Stored records
[START]

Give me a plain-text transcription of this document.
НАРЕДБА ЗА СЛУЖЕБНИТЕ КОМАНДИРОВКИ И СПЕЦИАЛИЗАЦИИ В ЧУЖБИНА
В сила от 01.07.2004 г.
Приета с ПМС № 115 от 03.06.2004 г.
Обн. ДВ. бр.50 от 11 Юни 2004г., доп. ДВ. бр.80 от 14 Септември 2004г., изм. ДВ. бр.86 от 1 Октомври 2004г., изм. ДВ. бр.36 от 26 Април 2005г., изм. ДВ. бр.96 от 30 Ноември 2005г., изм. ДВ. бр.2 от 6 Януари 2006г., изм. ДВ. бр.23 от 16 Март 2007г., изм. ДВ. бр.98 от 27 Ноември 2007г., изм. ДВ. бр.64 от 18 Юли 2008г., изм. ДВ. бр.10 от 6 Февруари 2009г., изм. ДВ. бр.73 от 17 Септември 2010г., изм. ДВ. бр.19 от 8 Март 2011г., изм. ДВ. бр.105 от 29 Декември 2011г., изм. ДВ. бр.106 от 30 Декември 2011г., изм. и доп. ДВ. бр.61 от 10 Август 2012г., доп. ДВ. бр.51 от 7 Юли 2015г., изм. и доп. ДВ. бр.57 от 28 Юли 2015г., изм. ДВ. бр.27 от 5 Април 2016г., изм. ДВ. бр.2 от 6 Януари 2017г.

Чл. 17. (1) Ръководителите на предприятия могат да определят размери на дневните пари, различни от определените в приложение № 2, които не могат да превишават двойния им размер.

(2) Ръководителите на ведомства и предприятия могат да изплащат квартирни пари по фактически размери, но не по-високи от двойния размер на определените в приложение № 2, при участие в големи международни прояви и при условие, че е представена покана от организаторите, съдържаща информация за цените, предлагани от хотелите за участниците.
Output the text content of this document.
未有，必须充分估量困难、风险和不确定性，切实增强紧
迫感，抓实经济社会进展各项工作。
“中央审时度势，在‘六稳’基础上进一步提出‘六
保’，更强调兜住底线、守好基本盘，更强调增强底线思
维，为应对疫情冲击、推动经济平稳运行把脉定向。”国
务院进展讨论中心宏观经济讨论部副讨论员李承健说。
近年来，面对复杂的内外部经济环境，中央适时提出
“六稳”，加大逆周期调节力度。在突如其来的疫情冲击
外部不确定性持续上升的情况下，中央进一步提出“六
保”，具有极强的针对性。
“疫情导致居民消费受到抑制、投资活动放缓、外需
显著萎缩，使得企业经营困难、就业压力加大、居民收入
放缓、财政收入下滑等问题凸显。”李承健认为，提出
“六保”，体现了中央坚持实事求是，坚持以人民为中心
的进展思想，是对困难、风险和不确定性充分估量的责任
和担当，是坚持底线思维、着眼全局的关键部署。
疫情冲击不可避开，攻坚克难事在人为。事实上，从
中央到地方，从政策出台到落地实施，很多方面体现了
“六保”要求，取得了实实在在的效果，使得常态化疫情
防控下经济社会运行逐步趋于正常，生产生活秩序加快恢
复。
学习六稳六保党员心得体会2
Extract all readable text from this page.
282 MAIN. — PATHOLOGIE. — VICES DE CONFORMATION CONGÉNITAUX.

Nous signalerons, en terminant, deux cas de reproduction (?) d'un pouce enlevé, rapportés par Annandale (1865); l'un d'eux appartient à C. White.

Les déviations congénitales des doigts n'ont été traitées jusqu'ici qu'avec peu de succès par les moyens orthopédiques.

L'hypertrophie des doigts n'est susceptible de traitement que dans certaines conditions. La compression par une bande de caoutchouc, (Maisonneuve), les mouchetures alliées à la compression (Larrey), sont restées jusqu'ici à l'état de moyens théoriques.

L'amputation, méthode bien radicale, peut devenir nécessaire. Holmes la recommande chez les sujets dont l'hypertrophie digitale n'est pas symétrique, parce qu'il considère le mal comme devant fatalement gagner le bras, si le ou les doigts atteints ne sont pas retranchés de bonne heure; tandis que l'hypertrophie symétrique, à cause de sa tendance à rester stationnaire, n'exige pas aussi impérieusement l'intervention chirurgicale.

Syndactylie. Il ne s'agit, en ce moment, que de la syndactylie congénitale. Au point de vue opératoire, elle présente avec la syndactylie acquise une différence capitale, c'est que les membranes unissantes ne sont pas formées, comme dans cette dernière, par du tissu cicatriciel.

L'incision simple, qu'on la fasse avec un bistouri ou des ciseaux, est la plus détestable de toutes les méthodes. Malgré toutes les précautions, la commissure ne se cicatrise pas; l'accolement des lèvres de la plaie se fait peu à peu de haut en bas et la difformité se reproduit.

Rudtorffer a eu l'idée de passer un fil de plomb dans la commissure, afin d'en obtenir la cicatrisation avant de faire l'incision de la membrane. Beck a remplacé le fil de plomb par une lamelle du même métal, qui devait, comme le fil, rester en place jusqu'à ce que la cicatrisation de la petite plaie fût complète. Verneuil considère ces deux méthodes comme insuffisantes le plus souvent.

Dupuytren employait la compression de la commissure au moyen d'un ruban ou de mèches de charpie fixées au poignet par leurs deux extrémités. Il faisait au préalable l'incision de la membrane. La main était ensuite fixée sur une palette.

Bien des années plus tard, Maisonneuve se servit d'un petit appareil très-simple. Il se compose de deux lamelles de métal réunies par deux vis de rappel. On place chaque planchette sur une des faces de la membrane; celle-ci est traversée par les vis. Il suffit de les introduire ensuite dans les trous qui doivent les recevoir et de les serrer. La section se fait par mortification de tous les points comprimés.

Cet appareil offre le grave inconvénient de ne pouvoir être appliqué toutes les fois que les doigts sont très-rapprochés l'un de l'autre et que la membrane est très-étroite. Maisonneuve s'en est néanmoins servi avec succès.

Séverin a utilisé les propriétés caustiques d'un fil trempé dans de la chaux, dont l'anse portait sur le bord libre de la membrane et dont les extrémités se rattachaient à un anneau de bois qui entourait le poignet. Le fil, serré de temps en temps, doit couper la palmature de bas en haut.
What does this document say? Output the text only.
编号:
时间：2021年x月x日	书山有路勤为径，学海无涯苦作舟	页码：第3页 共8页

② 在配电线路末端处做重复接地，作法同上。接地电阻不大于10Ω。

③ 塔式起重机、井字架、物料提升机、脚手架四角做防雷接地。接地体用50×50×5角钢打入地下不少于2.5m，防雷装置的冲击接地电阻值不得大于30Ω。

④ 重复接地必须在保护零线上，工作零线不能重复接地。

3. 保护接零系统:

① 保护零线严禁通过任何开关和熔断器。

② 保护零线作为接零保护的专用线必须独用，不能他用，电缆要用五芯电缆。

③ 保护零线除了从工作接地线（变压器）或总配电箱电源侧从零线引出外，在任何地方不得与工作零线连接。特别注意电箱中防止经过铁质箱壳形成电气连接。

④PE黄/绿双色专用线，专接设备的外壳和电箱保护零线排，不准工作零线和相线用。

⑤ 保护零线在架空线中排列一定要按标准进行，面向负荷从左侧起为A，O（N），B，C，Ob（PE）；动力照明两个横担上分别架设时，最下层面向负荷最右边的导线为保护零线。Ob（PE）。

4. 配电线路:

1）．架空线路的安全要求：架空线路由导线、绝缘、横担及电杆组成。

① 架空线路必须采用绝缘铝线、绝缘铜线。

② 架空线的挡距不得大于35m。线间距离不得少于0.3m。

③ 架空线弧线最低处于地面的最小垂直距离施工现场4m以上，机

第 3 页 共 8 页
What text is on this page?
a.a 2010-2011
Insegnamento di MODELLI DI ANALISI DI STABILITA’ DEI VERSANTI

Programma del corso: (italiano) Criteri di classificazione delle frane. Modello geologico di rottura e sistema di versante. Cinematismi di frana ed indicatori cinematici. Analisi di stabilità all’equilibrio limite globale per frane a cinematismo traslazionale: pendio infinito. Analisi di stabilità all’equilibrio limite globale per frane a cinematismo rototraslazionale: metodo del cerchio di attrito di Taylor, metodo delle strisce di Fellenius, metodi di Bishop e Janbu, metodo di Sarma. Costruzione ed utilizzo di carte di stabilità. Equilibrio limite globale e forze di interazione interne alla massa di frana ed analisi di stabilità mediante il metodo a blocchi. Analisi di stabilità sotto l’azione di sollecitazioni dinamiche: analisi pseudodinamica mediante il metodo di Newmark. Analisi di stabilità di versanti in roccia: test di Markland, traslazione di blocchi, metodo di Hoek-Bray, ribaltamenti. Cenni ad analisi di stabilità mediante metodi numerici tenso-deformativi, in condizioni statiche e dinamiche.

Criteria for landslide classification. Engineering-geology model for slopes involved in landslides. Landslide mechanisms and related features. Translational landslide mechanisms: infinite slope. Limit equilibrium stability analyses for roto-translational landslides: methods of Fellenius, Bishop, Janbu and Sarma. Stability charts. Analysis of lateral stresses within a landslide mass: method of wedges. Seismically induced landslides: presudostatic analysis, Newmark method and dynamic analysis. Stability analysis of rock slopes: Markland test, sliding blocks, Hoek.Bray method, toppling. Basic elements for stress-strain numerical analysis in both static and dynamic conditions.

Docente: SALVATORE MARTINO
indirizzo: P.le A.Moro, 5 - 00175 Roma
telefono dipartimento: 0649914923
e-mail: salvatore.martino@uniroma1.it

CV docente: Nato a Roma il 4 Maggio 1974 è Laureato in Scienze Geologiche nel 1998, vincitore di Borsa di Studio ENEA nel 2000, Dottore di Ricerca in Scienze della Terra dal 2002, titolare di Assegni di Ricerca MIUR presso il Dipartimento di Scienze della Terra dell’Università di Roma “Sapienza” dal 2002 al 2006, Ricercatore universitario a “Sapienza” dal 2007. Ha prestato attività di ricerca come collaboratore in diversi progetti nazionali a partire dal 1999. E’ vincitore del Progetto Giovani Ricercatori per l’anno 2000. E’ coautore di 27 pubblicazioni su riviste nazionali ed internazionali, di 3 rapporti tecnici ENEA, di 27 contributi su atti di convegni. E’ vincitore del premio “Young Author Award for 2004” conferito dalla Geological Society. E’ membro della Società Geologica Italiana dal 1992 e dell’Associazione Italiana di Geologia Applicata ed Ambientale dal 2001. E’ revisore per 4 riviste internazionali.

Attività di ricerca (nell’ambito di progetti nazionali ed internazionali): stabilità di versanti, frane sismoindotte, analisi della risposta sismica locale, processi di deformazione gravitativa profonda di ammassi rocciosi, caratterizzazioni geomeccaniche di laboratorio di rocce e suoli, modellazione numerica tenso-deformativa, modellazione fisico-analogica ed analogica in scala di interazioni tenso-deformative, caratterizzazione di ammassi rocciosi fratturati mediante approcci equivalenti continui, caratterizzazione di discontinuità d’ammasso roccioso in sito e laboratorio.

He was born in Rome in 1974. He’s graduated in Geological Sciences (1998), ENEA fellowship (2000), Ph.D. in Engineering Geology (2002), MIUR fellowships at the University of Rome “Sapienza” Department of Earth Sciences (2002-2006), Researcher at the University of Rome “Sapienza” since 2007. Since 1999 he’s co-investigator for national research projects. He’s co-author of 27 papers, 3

[END]

▸ TASK INSTRUCTIONS
Count every line in the preceding entries where the string "Output" appears, then state only the total.

▸ ANSWER IN FULL
2